» **Supplied data**

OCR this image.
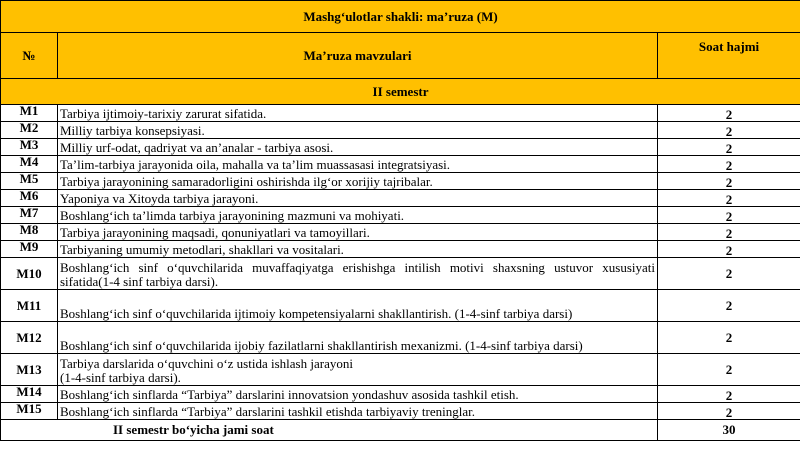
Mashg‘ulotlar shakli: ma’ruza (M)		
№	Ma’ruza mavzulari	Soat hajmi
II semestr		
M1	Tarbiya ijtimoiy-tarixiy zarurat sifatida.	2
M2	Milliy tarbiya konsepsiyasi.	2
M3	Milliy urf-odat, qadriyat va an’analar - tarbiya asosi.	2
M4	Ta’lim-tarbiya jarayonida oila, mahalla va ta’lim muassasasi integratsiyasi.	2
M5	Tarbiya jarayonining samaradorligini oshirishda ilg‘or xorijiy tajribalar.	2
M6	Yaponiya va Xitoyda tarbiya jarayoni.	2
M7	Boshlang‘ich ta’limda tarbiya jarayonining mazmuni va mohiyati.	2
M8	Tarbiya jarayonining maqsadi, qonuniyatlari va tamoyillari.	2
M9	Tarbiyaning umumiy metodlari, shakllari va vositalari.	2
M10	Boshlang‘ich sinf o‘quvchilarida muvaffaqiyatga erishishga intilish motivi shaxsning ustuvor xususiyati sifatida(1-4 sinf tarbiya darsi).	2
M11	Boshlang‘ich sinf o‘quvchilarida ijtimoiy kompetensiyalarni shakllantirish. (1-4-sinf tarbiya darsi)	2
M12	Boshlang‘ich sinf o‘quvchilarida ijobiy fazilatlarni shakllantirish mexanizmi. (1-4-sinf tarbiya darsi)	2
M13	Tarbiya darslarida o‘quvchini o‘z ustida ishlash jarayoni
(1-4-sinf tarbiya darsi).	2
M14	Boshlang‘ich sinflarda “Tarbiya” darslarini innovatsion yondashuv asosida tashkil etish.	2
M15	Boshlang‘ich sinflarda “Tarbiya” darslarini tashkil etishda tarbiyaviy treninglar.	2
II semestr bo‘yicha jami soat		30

* * *

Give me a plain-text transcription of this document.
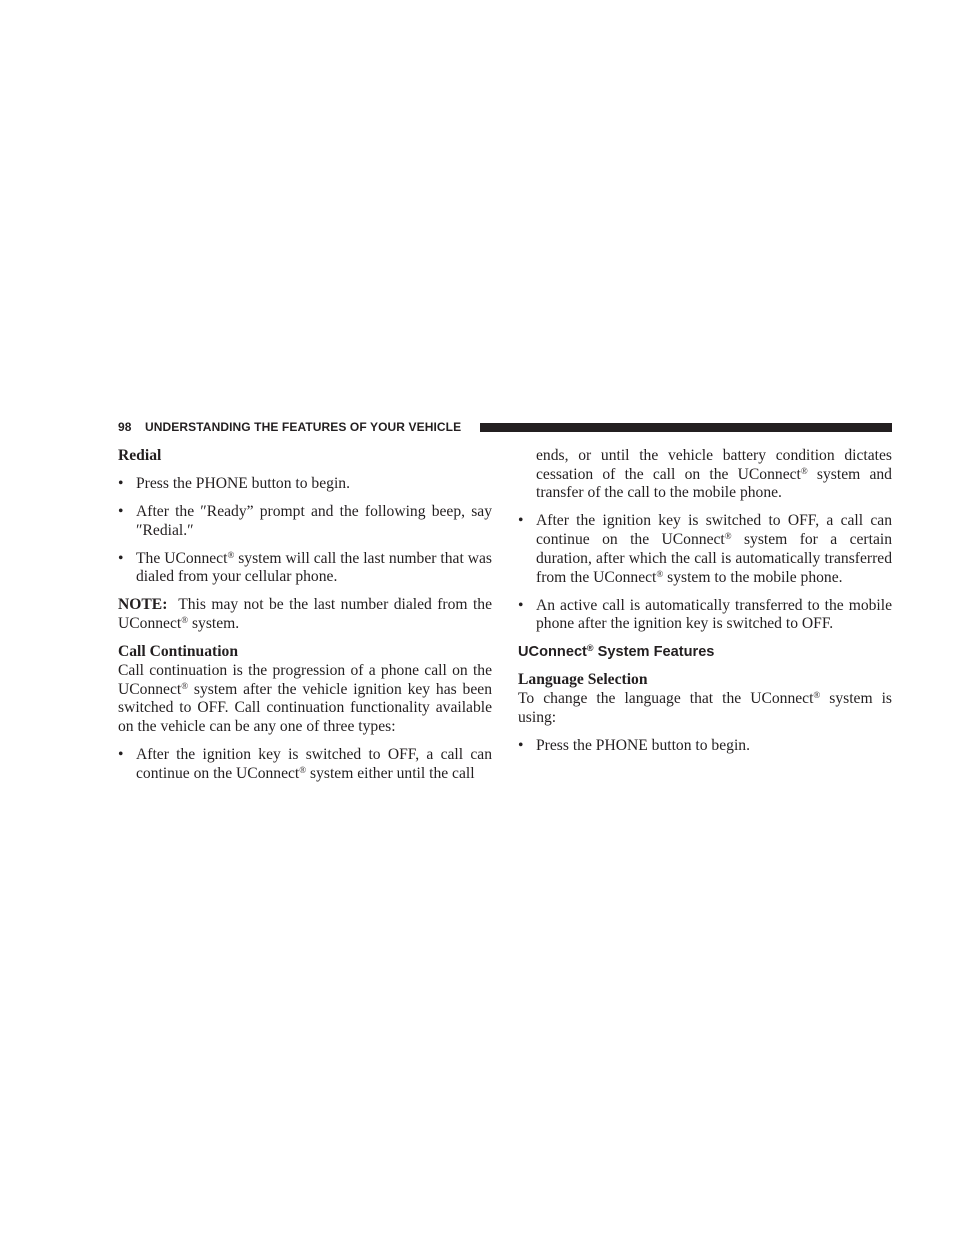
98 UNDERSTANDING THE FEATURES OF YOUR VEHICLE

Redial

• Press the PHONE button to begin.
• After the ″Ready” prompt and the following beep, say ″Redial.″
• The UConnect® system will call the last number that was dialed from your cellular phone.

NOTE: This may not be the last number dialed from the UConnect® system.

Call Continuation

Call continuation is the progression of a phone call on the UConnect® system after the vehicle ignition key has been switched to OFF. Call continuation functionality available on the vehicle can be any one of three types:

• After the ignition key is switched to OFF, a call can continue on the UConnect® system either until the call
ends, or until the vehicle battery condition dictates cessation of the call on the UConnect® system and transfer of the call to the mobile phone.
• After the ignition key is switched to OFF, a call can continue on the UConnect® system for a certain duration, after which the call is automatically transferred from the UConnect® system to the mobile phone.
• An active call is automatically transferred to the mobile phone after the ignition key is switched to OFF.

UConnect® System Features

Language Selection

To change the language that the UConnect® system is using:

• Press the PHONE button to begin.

» **Short task**
Extract all lines that hold the word "shakllantirish".

» **Written reply**
M11	Boshlang‘ich sinf o‘quvchilarida ijtimoiy kompetensiyalarni shakllantirish. (1-4-sinf tarbiya darsi)	2
M12	Boshlang‘ich sinf o‘quvchilarida ijobiy fazilatlarni shakllantirish mexanizmi. (1-4-sinf tarbiya darsi)	2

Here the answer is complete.